**Exercise requirements**: Render the records starting at the line containing "I need the location" and ending at the line containing "- significance-label: ****: [266, 124, 285, 138]" as a numbered list, omitting blank lines.

**The records**:
** Begin **
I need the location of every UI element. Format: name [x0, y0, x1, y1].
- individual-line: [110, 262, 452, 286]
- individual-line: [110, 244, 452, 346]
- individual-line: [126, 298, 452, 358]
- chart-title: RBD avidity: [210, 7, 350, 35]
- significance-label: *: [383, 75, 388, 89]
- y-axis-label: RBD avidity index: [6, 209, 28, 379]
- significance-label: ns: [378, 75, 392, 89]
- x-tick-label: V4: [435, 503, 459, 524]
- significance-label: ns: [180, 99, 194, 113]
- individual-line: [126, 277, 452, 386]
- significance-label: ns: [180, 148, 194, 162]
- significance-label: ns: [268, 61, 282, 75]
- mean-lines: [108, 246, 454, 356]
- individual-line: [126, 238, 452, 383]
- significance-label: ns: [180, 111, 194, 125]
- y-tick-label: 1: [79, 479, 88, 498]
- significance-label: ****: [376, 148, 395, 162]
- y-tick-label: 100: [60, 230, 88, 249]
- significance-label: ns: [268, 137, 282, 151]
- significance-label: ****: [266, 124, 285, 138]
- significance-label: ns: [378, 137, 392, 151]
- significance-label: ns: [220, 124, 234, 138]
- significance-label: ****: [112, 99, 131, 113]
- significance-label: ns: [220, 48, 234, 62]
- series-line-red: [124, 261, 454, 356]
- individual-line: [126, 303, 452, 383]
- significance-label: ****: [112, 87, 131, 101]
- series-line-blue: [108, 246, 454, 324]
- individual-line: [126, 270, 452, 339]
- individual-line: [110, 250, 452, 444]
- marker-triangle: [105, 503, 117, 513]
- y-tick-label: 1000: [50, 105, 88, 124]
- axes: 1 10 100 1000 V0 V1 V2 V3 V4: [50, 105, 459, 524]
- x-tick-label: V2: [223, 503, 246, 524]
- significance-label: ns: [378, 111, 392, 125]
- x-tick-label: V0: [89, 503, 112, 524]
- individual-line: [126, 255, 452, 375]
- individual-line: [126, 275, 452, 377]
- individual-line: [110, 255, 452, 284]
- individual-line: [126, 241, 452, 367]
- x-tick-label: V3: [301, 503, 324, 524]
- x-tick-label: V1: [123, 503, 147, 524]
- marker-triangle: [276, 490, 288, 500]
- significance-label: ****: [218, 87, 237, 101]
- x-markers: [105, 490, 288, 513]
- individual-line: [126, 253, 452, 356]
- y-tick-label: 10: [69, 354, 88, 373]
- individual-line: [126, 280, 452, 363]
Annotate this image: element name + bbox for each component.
** End **
** Begin **
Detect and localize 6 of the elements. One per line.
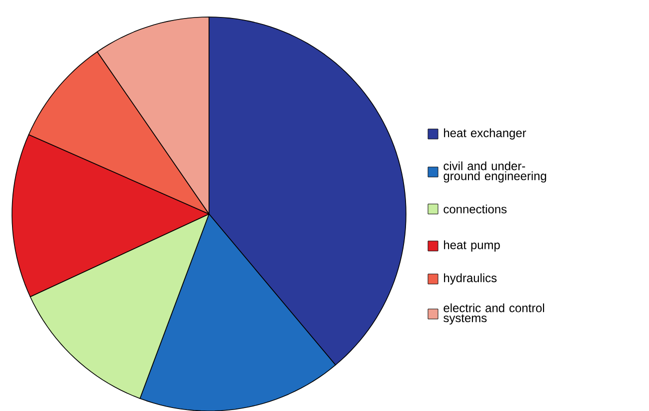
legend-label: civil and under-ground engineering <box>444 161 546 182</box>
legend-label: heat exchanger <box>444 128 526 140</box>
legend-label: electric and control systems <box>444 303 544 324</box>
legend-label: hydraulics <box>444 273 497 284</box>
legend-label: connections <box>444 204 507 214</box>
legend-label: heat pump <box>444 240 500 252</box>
** End **
**Response**:
1. I need the location of every UI element. Format: name [x0, y0, x1, y1].
2. - individual-line: [110, 262, 452, 286]
3. - individual-line: [110, 244, 452, 346]
4. - individual-line: [126, 298, 452, 358]
5. - chart-title: RBD avidity: [210, 7, 350, 35]
6. - significance-label: *: [383, 75, 388, 89]
7. - y-axis-label: RBD avidity index: [6, 209, 28, 379]
8. - significance-label: ns: [378, 75, 392, 89]
9. - x-tick-label: V4: [435, 503, 459, 524]
10. - significance-label: ns: [180, 99, 194, 113]
11. - individual-line: [126, 277, 452, 386]
12. - significance-label: ns: [180, 148, 194, 162]
13. - significance-label: ns: [268, 61, 282, 75]
14. - mean-lines: [108, 246, 454, 356]
15. - individual-line: [126, 238, 452, 383]
16. - significance-label: ns: [180, 111, 194, 125]
17. - y-tick-label: 1: [79, 479, 88, 498]
18. - significance-label: ****: [376, 148, 395, 162]
19. - y-tick-label: 100: [60, 230, 88, 249]
20. - significance-label: ns: [268, 137, 282, 151]
21. - significance-label: ****: [266, 124, 285, 138]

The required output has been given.